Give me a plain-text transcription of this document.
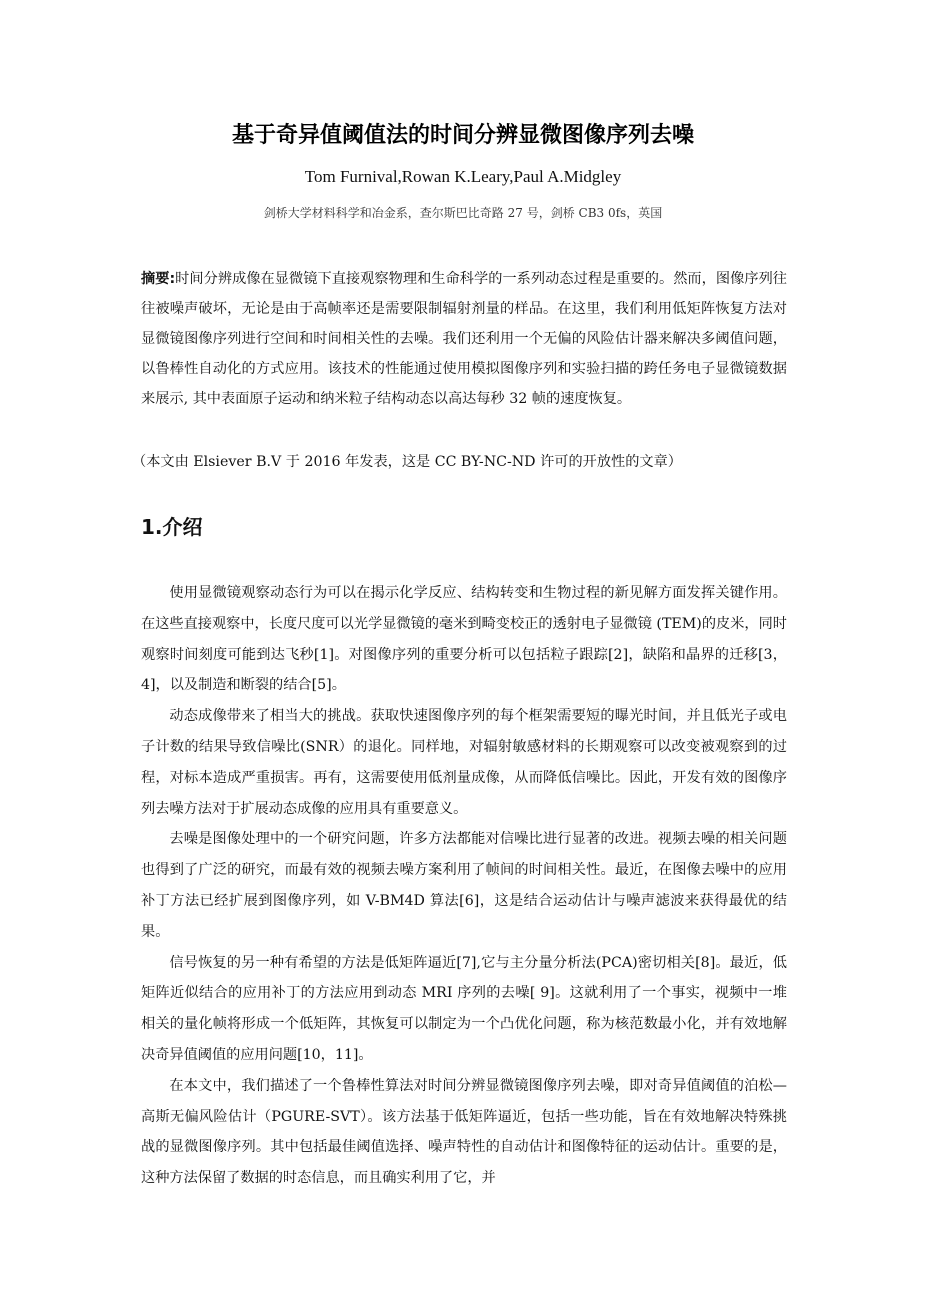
基于奇异值阈值法的时间分辨显微图像序列去噪
Tom Furnival,Rowan K.Leary,Paul A.Midgley
剑桥大学材料科学和冶金系，查尔斯巴比奇路 27 号，剑桥 CB3 0fs，英国
摘要:时间分辨成像在显微镜下直接观察物理和生命科学的一系列动态过程是重要的。然而，图像序列往往被噪声破坏，无论是由于高帧率还是需要限制辐射剂量的样品。在这里，我们利用低矩阵恢复方法对显微镜图像序列进行空间和时间相关性的去噪。我们还利用一个无偏的风险估计器来解决多阈值问题，以鲁棒性自动化的方式应用。该技术的性能通过使用模拟图像序列和实验扫描的跨任务电子显微镜数据来展示, 其中表面原子运动和纳米粒子结构动态以高达每秒 32 帧的速度恢复。
（本文由 Elsiever B.V 于 2016 年发表，这是 CC BY-NC-ND 许可的开放性的文章）
1.介绍

使用显微镜观察动态行为可以在揭示化学反应、结构转变和生物过程的新见解方面发挥关键作用。在这些直接观察中，长度尺度可以光学显微镜的毫米到畸变校正的透射电子显微镜 (TEM)的皮米，同时观察时间刻度可能到达飞秒[1]。对图像序列的重要分析可以包括粒子跟踪[2]，缺陷和晶界的迁移[3，4]，以及制造和断裂的结合[5]。

动态成像带来了相当大的挑战。获取快速图像序列的每个框架需要短的曝光时间，并且低光子或电子计数的结果导致信噪比(SNR）的退化。同样地，对辐射敏感材料的长期观察可以改变被观察到的过程，对标本造成严重损害。再有，这需要使用低剂量成像，从而降低信噪比。因此，开发有效的图像序列去噪方法对于扩展动态成像的应用具有重要意义。

去噪是图像处理中的一个研究问题，许多方法都能对信噪比进行显著的改进。视频去噪的相关问题也得到了广泛的研究，而最有效的视频去噪方案利用了帧间的时间相关性。最近，在图像去噪中的应用补丁方法已经扩展到图像序列，如 V-BM4D 算法[6]，这是结合运动估计与噪声滤波来获得最优的结果。

信号恢复的另一种有希望的方法是低矩阵逼近[7],它与主分量分析法(PCA)密切相关[8]。最近，低矩阵近似结合的应用补丁的方法应用到动态 MRI 序列的去噪[ 9]。这就利用了一个事实，视频中一堆相关的量化帧将形成一个低矩阵，其恢复可以制定为一个凸优化问题，称为核范数最小化，并有效地解决奇异值阈值的应用问题[10，11]。

在本文中，我们描述了一个鲁棒性算法对时间分辨显微镜图像序列去噪，即对奇异值阈值的泊松—高斯无偏风险估计（PGURE-SVT）。该方法基于低矩阵逼近，包括一些功能，旨在有效地解决特殊挑战的显微图像序列。其中包括最佳阈值选择、噪声特性的自动估计和图像特征的运动估计。重要的是，这种方法保留了数据的时态信息，而且确实利用了它，并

- [GIVEN INSTRUCTION]: Copy the records exactly. Skip the pictures.

- [RESPONSE TO THE EXERCISE]:
Give me a plain-text transcription of this document.
基于奇异值阈值法的时间分辨显微图像序列去噪
Tom Furnival,Rowan K.Leary,Paul A.Midgley
剑桥大学材料科学和冶金系，查尔斯巴比奇路 27 号，剑桥 CB3 0fs，英国
摘要:时间分辨成像在显微镜下直接观察物理和生命科学的一系列动态过程是重要的。然而，图像序列往往被噪声破坏，无论是由于高帧率还是需要限制辐射剂量的样品。在这里，我们利用低矩阵恢复方法对显微镜图像序列进行空间和时间相关性的去噪。我们还利用一个无偏的风险估计器来解决多阈值问题，以鲁棒性自动化的方式应用。该技术的性能通过使用模拟图像序列和实验扫描的跨任务电子显微镜数据来展示, 其中表面原子运动和纳米粒子结构动态以高达每秒 32 帧的速度恢复。
（本文由 Elsiever B.V 于 2016 年发表，这是 CC BY-NC-ND 许可的开放性的文章）
1.介绍

使用显微镜观察动态行为可以在揭示化学反应、结构转变和生物过程的新见解方面发挥关键作用。在这些直接观察中，长度尺度可以光学显微镜的毫米到畸变校正的透射电子显微镜 (TEM)的皮米，同时观察时间刻度可能到达飞秒[1]。对图像序列的重要分析可以包括粒子跟踪[2]，缺陷和晶界的迁移[3，4]，以及制造和断裂的结合[5]。

动态成像带来了相当大的挑战。获取快速图像序列的每个框架需要短的曝光时间，并且低光子或电子计数的结果导致信噪比(SNR）的退化。同样地，对辐射敏感材料的长期观察可以改变被观察到的过程，对标本造成严重损害。再有，这需要使用低剂量成像，从而降低信噪比。因此，开发有效的图像序列去噪方法对于扩展动态成像的应用具有重要意义。

去噪是图像处理中的一个研究问题，许多方法都能对信噪比进行显著的改进。视频去噪的相关问题也得到了广泛的研究，而最有效的视频去噪方案利用了帧间的时间相关性。最近，在图像去噪中的应用补丁方法已经扩展到图像序列，如 V-BM4D 算法[6]，这是结合运动估计与噪声滤波来获得最优的结果。

信号恢复的另一种有希望的方法是低矩阵逼近[7],它与主分量分析法(PCA)密切相关[8]。最近，低矩阵近似结合的应用补丁的方法应用到动态 MRI 序列的去噪[ 9]。这就利用了一个事实，视频中一堆相关的量化帧将形成一个低矩阵，其恢复可以制定为一个凸优化问题，称为核范数最小化，并有效地解决奇异值阈值的应用问题[10，11]。

在本文中，我们描述了一个鲁棒性算法对时间分辨显微镜图像序列去噪，即对奇异值阈值的泊松—高斯无偏风险估计（PGURE-SVT）。该方法基于低矩阵逼近，包括一些功能，旨在有效地解决特殊挑战的显微图像序列。其中包括最佳阈值选择、噪声特性的自动估计和图像特征的运动估计。重要的是，这种方法保留了数据的时态信息，而且确实利用了它，并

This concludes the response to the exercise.